Repeat every line of the data exactly, but not the pictures.

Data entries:
* * *

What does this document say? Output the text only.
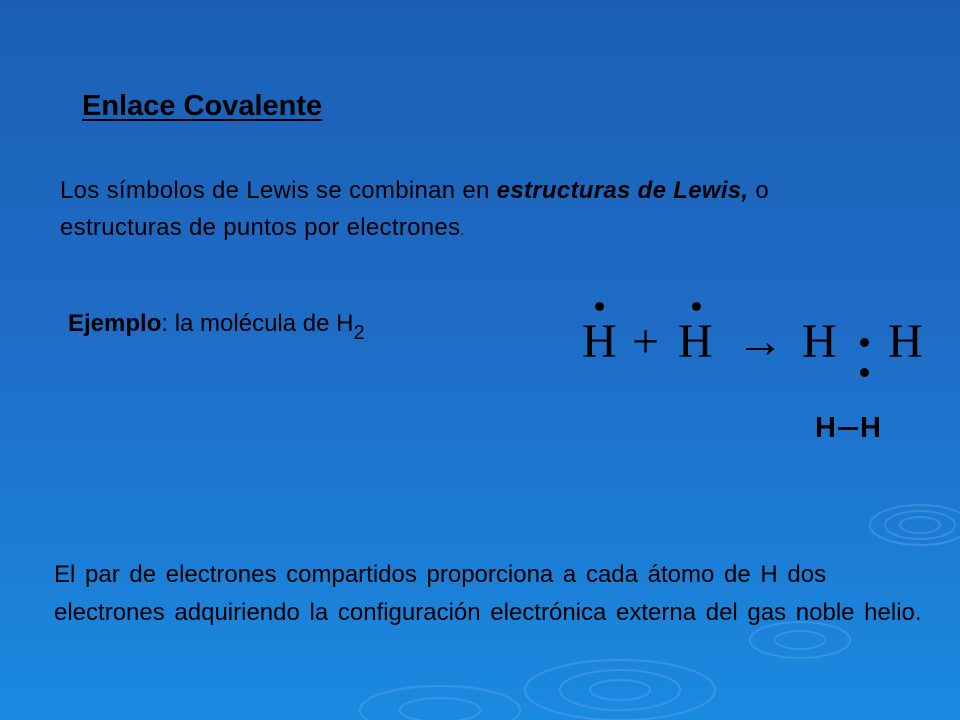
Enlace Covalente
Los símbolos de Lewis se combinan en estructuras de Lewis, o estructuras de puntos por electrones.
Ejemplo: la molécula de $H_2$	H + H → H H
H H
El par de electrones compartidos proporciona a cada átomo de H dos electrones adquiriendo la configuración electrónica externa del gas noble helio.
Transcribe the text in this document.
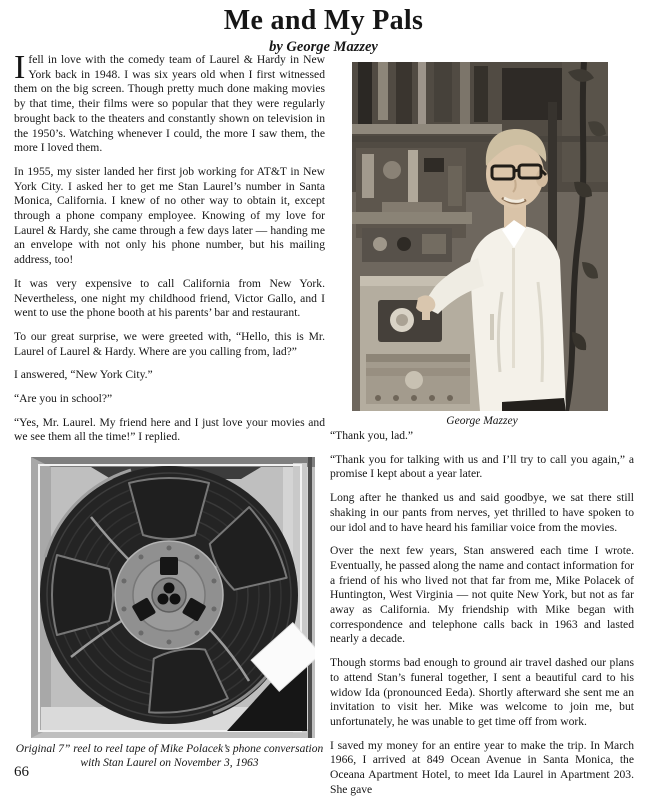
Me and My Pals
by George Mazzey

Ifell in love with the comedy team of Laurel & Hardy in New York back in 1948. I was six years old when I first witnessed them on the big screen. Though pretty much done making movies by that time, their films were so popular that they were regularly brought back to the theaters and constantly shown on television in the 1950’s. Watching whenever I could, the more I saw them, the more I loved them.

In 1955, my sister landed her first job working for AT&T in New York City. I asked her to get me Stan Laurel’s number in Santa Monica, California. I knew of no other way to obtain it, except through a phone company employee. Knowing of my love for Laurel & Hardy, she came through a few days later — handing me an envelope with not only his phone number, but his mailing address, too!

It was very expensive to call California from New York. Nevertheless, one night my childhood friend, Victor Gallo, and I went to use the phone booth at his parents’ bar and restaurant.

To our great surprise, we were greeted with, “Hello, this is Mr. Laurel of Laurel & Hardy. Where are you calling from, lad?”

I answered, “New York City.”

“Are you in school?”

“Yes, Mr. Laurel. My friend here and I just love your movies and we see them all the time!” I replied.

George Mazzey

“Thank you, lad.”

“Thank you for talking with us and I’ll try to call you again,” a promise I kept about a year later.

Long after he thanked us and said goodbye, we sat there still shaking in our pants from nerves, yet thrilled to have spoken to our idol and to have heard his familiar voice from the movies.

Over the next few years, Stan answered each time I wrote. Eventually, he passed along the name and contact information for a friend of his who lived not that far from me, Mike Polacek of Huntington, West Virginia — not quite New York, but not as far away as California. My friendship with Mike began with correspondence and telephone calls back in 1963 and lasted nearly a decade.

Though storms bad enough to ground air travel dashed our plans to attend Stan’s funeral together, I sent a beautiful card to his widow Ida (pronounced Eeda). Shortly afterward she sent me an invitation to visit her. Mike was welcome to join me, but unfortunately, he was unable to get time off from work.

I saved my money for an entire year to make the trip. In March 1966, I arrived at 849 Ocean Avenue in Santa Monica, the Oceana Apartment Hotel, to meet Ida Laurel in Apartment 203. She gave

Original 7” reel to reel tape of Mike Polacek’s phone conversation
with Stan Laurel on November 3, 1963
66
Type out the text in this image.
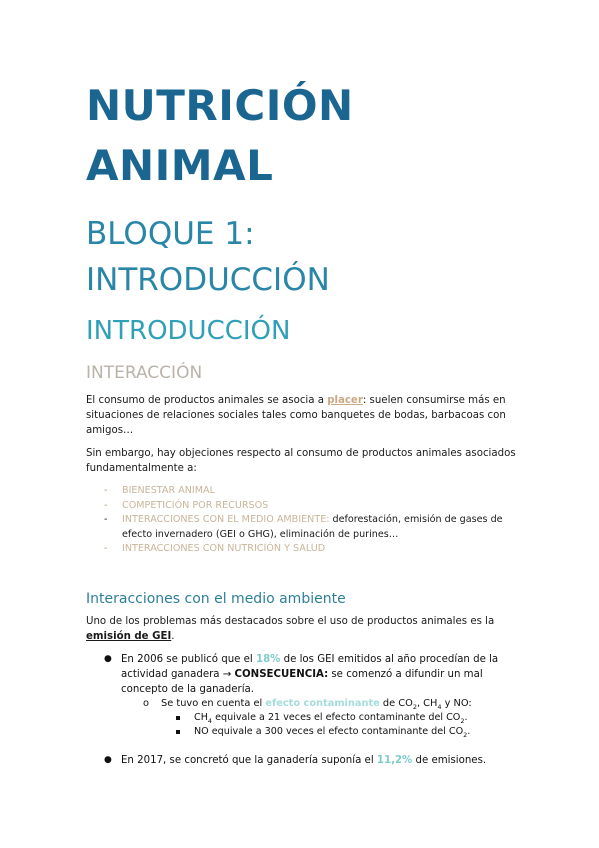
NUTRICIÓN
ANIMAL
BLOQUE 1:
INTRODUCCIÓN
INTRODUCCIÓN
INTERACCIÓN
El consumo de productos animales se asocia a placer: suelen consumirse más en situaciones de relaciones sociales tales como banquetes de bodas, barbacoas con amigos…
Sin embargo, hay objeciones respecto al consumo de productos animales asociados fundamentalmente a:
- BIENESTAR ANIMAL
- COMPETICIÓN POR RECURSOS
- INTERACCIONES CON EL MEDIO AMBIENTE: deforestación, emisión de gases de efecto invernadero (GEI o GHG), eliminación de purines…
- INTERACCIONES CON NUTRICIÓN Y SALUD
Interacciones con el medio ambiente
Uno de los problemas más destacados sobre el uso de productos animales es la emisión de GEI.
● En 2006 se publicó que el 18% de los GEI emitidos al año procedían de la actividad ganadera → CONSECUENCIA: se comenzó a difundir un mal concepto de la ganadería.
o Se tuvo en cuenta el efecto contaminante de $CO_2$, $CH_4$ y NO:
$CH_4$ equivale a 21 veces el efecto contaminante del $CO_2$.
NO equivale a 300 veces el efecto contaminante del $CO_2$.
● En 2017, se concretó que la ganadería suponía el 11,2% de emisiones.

* * *

Exercise solution:
What does this document say? Output the text only.
Enlace Covalente
Los símbolos de Lewis se combinan en estructuras de Lewis, o estructuras de puntos por electrones.
Ejemplo: la molécula de $H_2$	H + H → H H
H H
El par de electrones compartidos proporciona a cada átomo de H dos electrones adquiriendo la configuración electrónica externa del gas noble helio.
Transcribe the text in this document.
Me and My Pals
by George Mazzey

Ifell in love with the comedy team of Laurel & Hardy in New York back in 1948. I was six years old when I first witnessed them on the big screen. Though pretty much done making movies by that time, their films were so popular that they were regularly brought back to the theaters and constantly shown on television in the 1950’s. Watching whenever I could, the more I saw them, the more I loved them.

In 1955, my sister landed her first job working for AT&T in New York City. I asked her to get me Stan Laurel’s number in Santa Monica, California. I knew of no other way to obtain it, except through a phone company employee. Knowing of my love for Laurel & Hardy, she came through a few days later — handing me an envelope with not only his phone number, but his mailing address, too!

It was very expensive to call California from New York. Nevertheless, one night my childhood friend, Victor Gallo, and I went to use the phone booth at his parents’ bar and restaurant.

To our great surprise, we were greeted with, “Hello, this is Mr. Laurel of Laurel & Hardy. Where are you calling from, lad?”

I answered, “New York City.”

“Are you in school?”

“Yes, Mr. Laurel. My friend here and I just love your movies and we see them all the time!” I replied.

George Mazzey

“Thank you, lad.”

“Thank you for talking with us and I’ll try to call you again,” a promise I kept about a year later.

Long after he thanked us and said goodbye, we sat there still shaking in our pants from nerves, yet thrilled to have spoken to our idol and to have heard his familiar voice from the movies.

Over the next few years, Stan answered each time I wrote. Eventually, he passed along the name and contact information for a friend of his who lived not that far from me, Mike Polacek of Huntington, West Virginia — not quite New York, but not as far away as California. My friendship with Mike began with correspondence and telephone calls back in 1963 and lasted nearly a decade.

Though storms bad enough to ground air travel dashed our plans to attend Stan’s funeral together, I sent a beautiful card to his widow Ida (pronounced Eeda). Shortly afterward she sent me an invitation to visit her. Mike was welcome to join me, but unfortunately, he was unable to get time off from work.

I saved my money for an entire year to make the trip. In March 1966, I arrived at 849 Ocean Avenue in Santa Monica, the Oceana Apartment Hotel, to meet Ida Laurel in Apartment 203. She gave

Original 7” reel to reel tape of Mike Polacek’s phone conversation
with Stan Laurel on November 3, 1963
66
Type out the text in this image.
NUTRICIÓN
ANIMAL
BLOQUE 1:
INTRODUCCIÓN
INTRODUCCIÓN
INTERACCIÓN
El consumo de productos animales se asocia a placer: suelen consumirse más en situaciones de relaciones sociales tales como banquetes de bodas, barbacoas con amigos…
Sin embargo, hay objeciones respecto al consumo de productos animales asociados fundamentalmente a:
- BIENESTAR ANIMAL
- COMPETICIÓN POR RECURSOS
- INTERACCIONES CON EL MEDIO AMBIENTE: deforestación, emisión de gases de efecto invernadero (GEI o GHG), eliminación de purines…
- INTERACCIONES CON NUTRICIÓN Y SALUD
Interacciones con el medio ambiente
Uno de los problemas más destacados sobre el uso de productos animales es la emisión de GEI.
● En 2006 se publicó que el 18% de los GEI emitidos al año procedían de la actividad ganadera → CONSECUENCIA: se comenzó a difundir un mal concepto de la ganadería.
o Se tuvo en cuenta el efecto contaminante de $CO_2$, $CH_4$ y NO:
$CH_4$ equivale a 21 veces el efecto contaminante del $CO_2$.
NO equivale a 300 veces el efecto contaminante del $CO_2$.
● En 2017, se concretó que la ganadería suponía el 11,2% de emisiones.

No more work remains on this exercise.